» **WHAT YOU NEED TO DO**
Count the lines in the items below that contain the word "question", matching case exactly, and reply with only that number.
━━ DATA FOR THIS EXERCISE
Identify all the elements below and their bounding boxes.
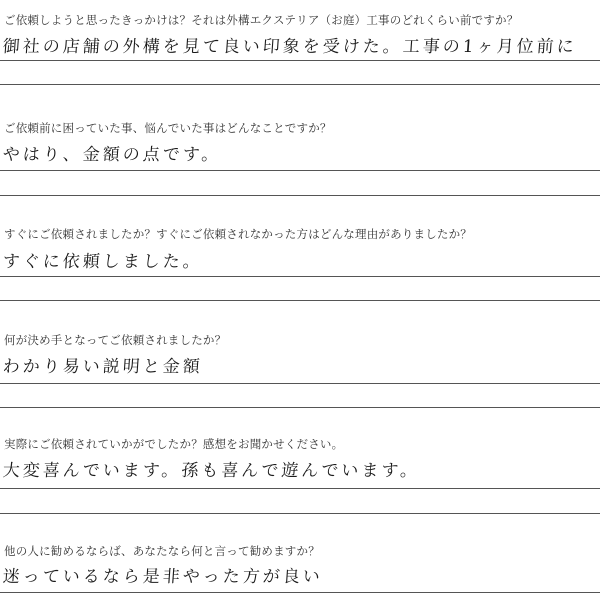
question-5: 実際にご依頼されていかがでしたか？感想をお聞かせください。 xyxy=(4,437,344,451)
answer-line xyxy=(0,513,600,514)
answer-line xyxy=(0,276,600,277)
question-3: すぐにご依頼されましたか？すぐにご依頼されなかった方はどんな理由がありましたか？ xyxy=(4,227,472,241)
answer-line xyxy=(0,488,600,489)
answer-4: わかり易い説明と金額 xyxy=(2,357,204,377)
answer-line xyxy=(0,407,600,408)
answer-line xyxy=(0,195,600,196)
answer-3: すぐに依頼しました。 xyxy=(2,252,204,272)
answer-line xyxy=(0,592,600,593)
question-4: 何が決め手となってご依頼されましたか？ xyxy=(4,333,227,347)
question-6: 他の人に勧めるならば、あなたなら何と言って勧めますか？ xyxy=(4,544,320,558)
answer-line xyxy=(0,170,600,171)
question-2: ご依頼前に困っていた事、悩んでいた事はどんなことですか？ xyxy=(4,121,332,135)
answer-line xyxy=(0,84,600,85)
answer-6: 迷っているなら是非やった方が良い xyxy=(2,567,324,587)
answer-line xyxy=(0,383,600,384)
answer-line xyxy=(0,60,600,61)
answer-5: 大変喜んでいます。孫も喜んで遊んでいます。 xyxy=(2,461,421,481)
answer-1: 御社の店舗の外構を見て良い印象を受けた。工事の1ヶ月位前に xyxy=(2,37,578,57)
question-1: ご依頼しようと思ったきっかけは？それは外構エクステリア（お庭）工事のどれくらい前ですか？ xyxy=(4,13,519,27)
answer-2: やはり、金額の点です。 xyxy=(2,145,223,165)
answer-line xyxy=(0,300,600,301)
━━━━
» **THE SOLUTION**
6